**Exercise details:**
Quote all of the data that follows exactly as written, skipping the images.
--- Source records ---
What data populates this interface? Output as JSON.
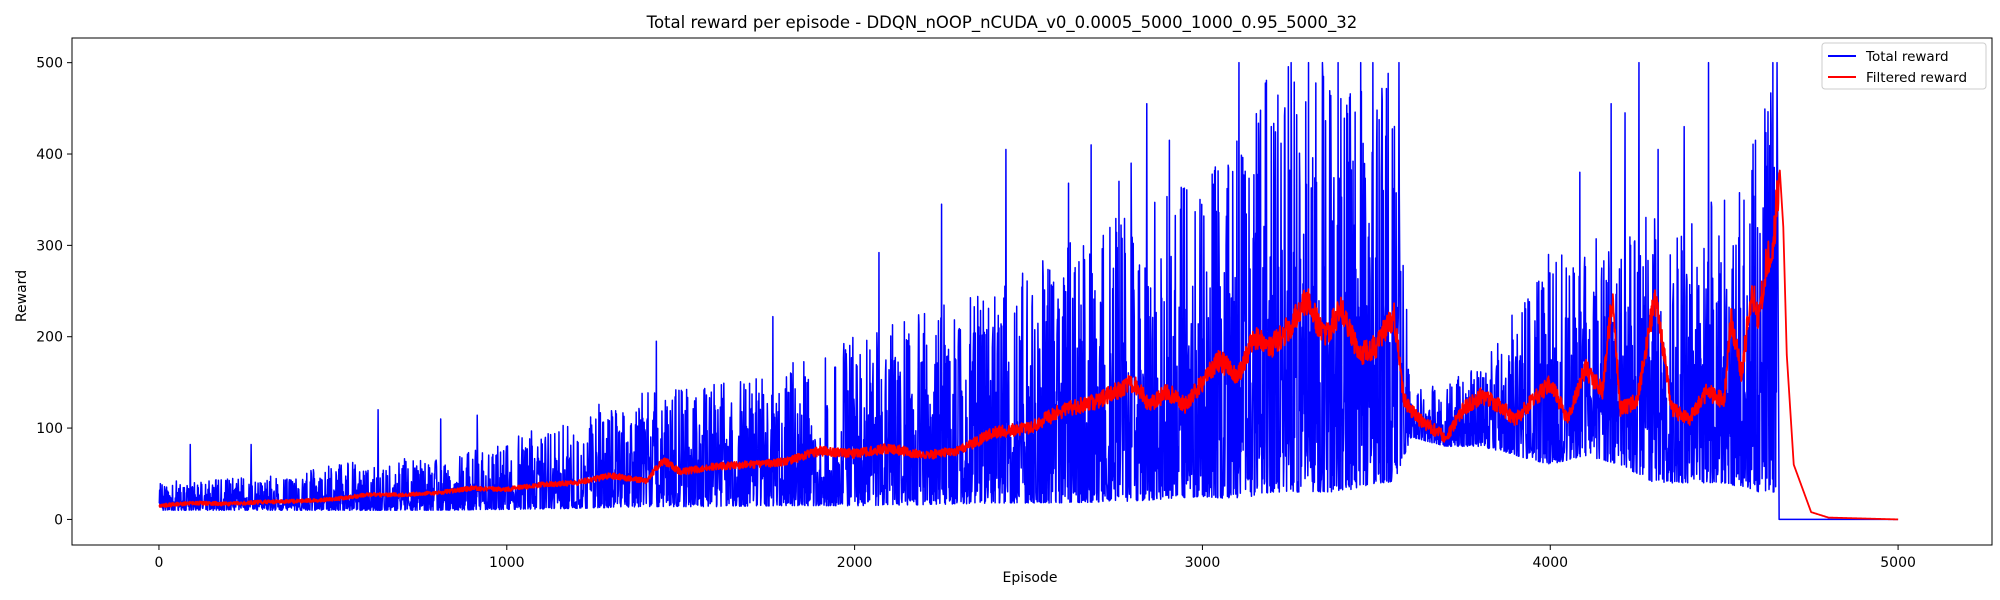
{
  "chart_data": {
    "type": "line",
    "title": "Total reward per episode - DDQN_nOOP_nCUDA_v0_0.0005_5000_1000_0.95_5000_32",
    "xlabel": "Episode",
    "ylabel": "Reward",
    "xlim": [
      -250,
      5270
    ],
    "ylim": [
      -28,
      527
    ],
    "xticks": [
      0,
      1000,
      2000,
      3000,
      4000,
      5000
    ],
    "yticks": [
      0,
      100,
      200,
      300,
      400,
      500
    ],
    "grid": false,
    "legend_position": "top-right",
    "series": [
      {
        "name": "Total reward",
        "color": "#0000ff",
        "envelope": {
          "x": [
            0,
            200,
            400,
            600,
            800,
            1000,
            1200,
            1400,
            1600,
            1800,
            2000,
            2200,
            2400,
            2600,
            2800,
            3000,
            3100,
            3200,
            3300,
            3400,
            3500,
            3550,
            3600,
            3700,
            3800,
            3900,
            4000,
            4100,
            4200,
            4300,
            4400,
            4500,
            4600,
            4650
          ],
          "low": [
            10,
            10,
            10,
            10,
            10,
            11,
            12,
            14,
            14,
            15,
            15,
            16,
            18,
            18,
            20,
            25,
            22,
            30,
            30,
            30,
            40,
            40,
            90,
            80,
            80,
            70,
            60,
            70,
            60,
            40,
            40,
            40,
            30,
            30
          ],
          "high": [
            40,
            45,
            50,
            70,
            65,
            90,
            110,
            140,
            150,
            170,
            200,
            230,
            250,
            300,
            340,
            380,
            420,
            500,
            500,
            500,
            500,
            500,
            140,
            150,
            170,
            250,
            280,
            320,
            300,
            350,
            330,
            360,
            430,
            500
          ],
          "peaks": [
            [
              50,
              42
            ],
            [
              90,
              82
            ],
            [
              265,
              82
            ],
            [
              630,
              120
            ],
            [
              810,
              110
            ],
            [
              915,
              114
            ],
            [
              1265,
              126
            ],
            [
              1430,
              195
            ],
            [
              1765,
              222
            ],
            [
              2070,
              292
            ],
            [
              2250,
              345
            ],
            [
              2435,
              405
            ],
            [
              2615,
              368
            ],
            [
              2680,
              410
            ],
            [
              2760,
              370
            ],
            [
              2795,
              390
            ],
            [
              2840,
              455
            ],
            [
              2905,
              415
            ],
            [
              3035,
              382
            ],
            [
              3105,
              500
            ],
            [
              3198,
              430
            ],
            [
              3255,
              500
            ],
            [
              3305,
              500
            ],
            [
              3345,
              500
            ],
            [
              3390,
              500
            ],
            [
              3455,
              500
            ],
            [
              3490,
              500
            ],
            [
              3520,
              360
            ],
            [
              3565,
              500
            ],
            [
              3995,
              290
            ],
            [
              4085,
              380
            ],
            [
              4175,
              455
            ],
            [
              4215,
              445
            ],
            [
              4255,
              500
            ],
            [
              4310,
              405
            ],
            [
              4385,
              430
            ],
            [
              4455,
              500
            ],
            [
              4590,
              415
            ],
            [
              4640,
              500
            ]
          ]
        },
        "tail": [
          [
            4652,
            500
          ],
          [
            4658,
            0
          ],
          [
            5000,
            0
          ]
        ]
      },
      {
        "name": "Filtered reward",
        "color": "#ff0000",
        "x": [
          0,
          100,
          200,
          300,
          400,
          500,
          600,
          700,
          800,
          900,
          1000,
          1100,
          1200,
          1300,
          1400,
          1450,
          1500,
          1600,
          1700,
          1800,
          1900,
          2000,
          2100,
          2200,
          2300,
          2400,
          2500,
          2600,
          2700,
          2750,
          2800,
          2850,
          2900,
          2950,
          3000,
          3050,
          3100,
          3150,
          3200,
          3250,
          3300,
          3350,
          3400,
          3450,
          3500,
          3550,
          3580,
          3620,
          3700,
          3750,
          3800,
          3850,
          3900,
          3950,
          4000,
          4050,
          4100,
          4150,
          4180,
          4200,
          4250,
          4280,
          4300,
          4320,
          4350,
          4400,
          4450,
          4500,
          4520,
          4550,
          4580,
          4600,
          4620,
          4640,
          4660,
          4670,
          4680,
          4700,
          4750,
          4800,
          5000
        ],
        "values": [
          15,
          18,
          17,
          19,
          20,
          22,
          27,
          27,
          29,
          34,
          33,
          38,
          40,
          48,
          42,
          65,
          52,
          58,
          60,
          63,
          75,
          72,
          78,
          70,
          75,
          95,
          100,
          120,
          130,
          140,
          150,
          125,
          140,
          125,
          150,
          175,
          155,
          200,
          190,
          210,
          240,
          200,
          230,
          180,
          190,
          225,
          130,
          110,
          90,
          120,
          135,
          125,
          110,
          130,
          150,
          110,
          165,
          140,
          250,
          120,
          130,
          200,
          240,
          200,
          120,
          110,
          140,
          130,
          220,
          160,
          250,
          220,
          280,
          300,
          382,
          320,
          180,
          60,
          8,
          2,
          0
        ]
      }
    ]
  }
}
---
**Answer to this exercise:**
What data populates this interface? Output as JSON.
{
  "chart_data": {
    "type": "line",
    "title": "Total reward per episode - DDQN_nOOP_nCUDA_v0_0.0005_5000_1000_0.95_5000_32",
    "xlabel": "Episode",
    "ylabel": "Reward",
    "xlim": [
      -250,
      5270
    ],
    "ylim": [
      -28,
      527
    ],
    "xticks": [
      0,
      1000,
      2000,
      3000,
      4000,
      5000
    ],
    "yticks": [
      0,
      100,
      200,
      300,
      400,
      500
    ],
    "grid": false,
    "legend_position": "top-right",
    "series": [
      {
        "name": "Total reward",
        "color": "#0000ff",
        "envelope": {
          "x": [
            0,
            200,
            400,
            600,
            800,
            1000,
            1200,
            1400,
            1600,
            1800,
            2000,
            2200,
            2400,
            2600,
            2800,
            3000,
            3100,
            3200,
            3300,
            3400,
            3500,
            3550,
            3600,
            3700,
            3800,
            3900,
            4000,
            4100,
            4200,
            4300,
            4400,
            4500,
            4600,
            4650
          ],
          "low": [
            10,
            10,
            10,
            10,
            10,
            11,
            12,
            14,
            14,
            15,
            15,
            16,
            18,
            18,
            20,
            25,
            22,
            30,
            30,
            30,
            40,
            40,
            90,
            80,
            80,
            70,
            60,
            70,
            60,
            40,
            40,
            40,
            30,
            30
          ],
          "high": [
            40,
            45,
            50,
            70,
            65,
            90,
            110,
            140,
            150,
            170,
            200,
            230,
            250,
            300,
            340,
            380,
            420,
            500,
            500,
            500,
            500,
            500,
            140,
            150,
            170,
            250,
            280,
            320,
            300,
            350,
            330,
            360,
            430,
            500
          ],
          "peaks": [
            [
              50,
              42
            ],
            [
              90,
              82
            ],
            [
              265,
              82
            ],
            [
              630,
              120
            ],
            [
              810,
              110
            ],
            [
              915,
              114
            ],
            [
              1265,
              126
            ],
            [
              1430,
              195
            ],
            [
              1765,
              222
            ],
            [
              2070,
              292
            ],
            [
              2250,
              345
            ],
            [
              2435,
              405
            ],
            [
              2615,
              368
            ],
            [
              2680,
              410
            ],
            [
              2760,
              370
            ],
            [
              2795,
              390
            ],
            [
              2840,
              455
            ],
            [
              2905,
              415
            ],
            [
              3035,
              382
            ],
            [
              3105,
              500
            ],
            [
              3198,
              430
            ],
            [
              3255,
              500
            ],
            [
              3305,
              500
            ],
            [
              3345,
              500
            ],
            [
              3390,
              500
            ],
            [
              3455,
              500
            ],
            [
              3490,
              500
            ],
            [
              3520,
              360
            ],
            [
              3565,
              500
            ],
            [
              3995,
              290
            ],
            [
              4085,
              380
            ],
            [
              4175,
              455
            ],
            [
              4215,
              445
            ],
            [
              4255,
              500
            ],
            [
              4310,
              405
            ],
            [
              4385,
              430
            ],
            [
              4455,
              500
            ],
            [
              4590,
              415
            ],
            [
              4640,
              500
            ]
          ]
        },
        "tail": [
          [
            4652,
            500
          ],
          [
            4658,
            0
          ],
          [
            5000,
            0
          ]
        ]
      },
      {
        "name": "Filtered reward",
        "color": "#ff0000",
        "x": [
          0,
          100,
          200,
          300,
          400,
          500,
          600,
          700,
          800,
          900,
          1000,
          1100,
          1200,
          1300,
          1400,
          1450,
          1500,
          1600,
          1700,
          1800,
          1900,
          2000,
          2100,
          2200,
          2300,
          2400,
          2500,
          2600,
          2700,
          2750,
          2800,
          2850,
          2900,
          2950,
          3000,
          3050,
          3100,
          3150,
          3200,
          3250,
          3300,
          3350,
          3400,
          3450,
          3500,
          3550,
          3580,
          3620,
          3700,
          3750,
          3800,
          3850,
          3900,
          3950,
          4000,
          4050,
          4100,
          4150,
          4180,
          4200,
          4250,
          4280,
          4300,
          4320,
          4350,
          4400,
          4450,
          4500,
          4520,
          4550,
          4580,
          4600,
          4620,
          4640,
          4660,
          4670,
          4680,
          4700,
          4750,
          4800,
          5000
        ],
        "values": [
          15,
          18,
          17,
          19,
          20,
          22,
          27,
          27,
          29,
          34,
          33,
          38,
          40,
          48,
          42,
          65,
          52,
          58,
          60,
          63,
          75,
          72,
          78,
          70,
          75,
          95,
          100,
          120,
          130,
          140,
          150,
          125,
          140,
          125,
          150,
          175,
          155,
          200,
          190,
          210,
          240,
          200,
          230,
          180,
          190,
          225,
          130,
          110,
          90,
          120,
          135,
          125,
          110,
          130,
          150,
          110,
          165,
          140,
          250,
          120,
          130,
          200,
          240,
          200,
          120,
          110,
          140,
          130,
          220,
          160,
          250,
          220,
          280,
          300,
          382,
          320,
          180,
          60,
          8,
          2,
          0
        ]
      }
    ]
  }
}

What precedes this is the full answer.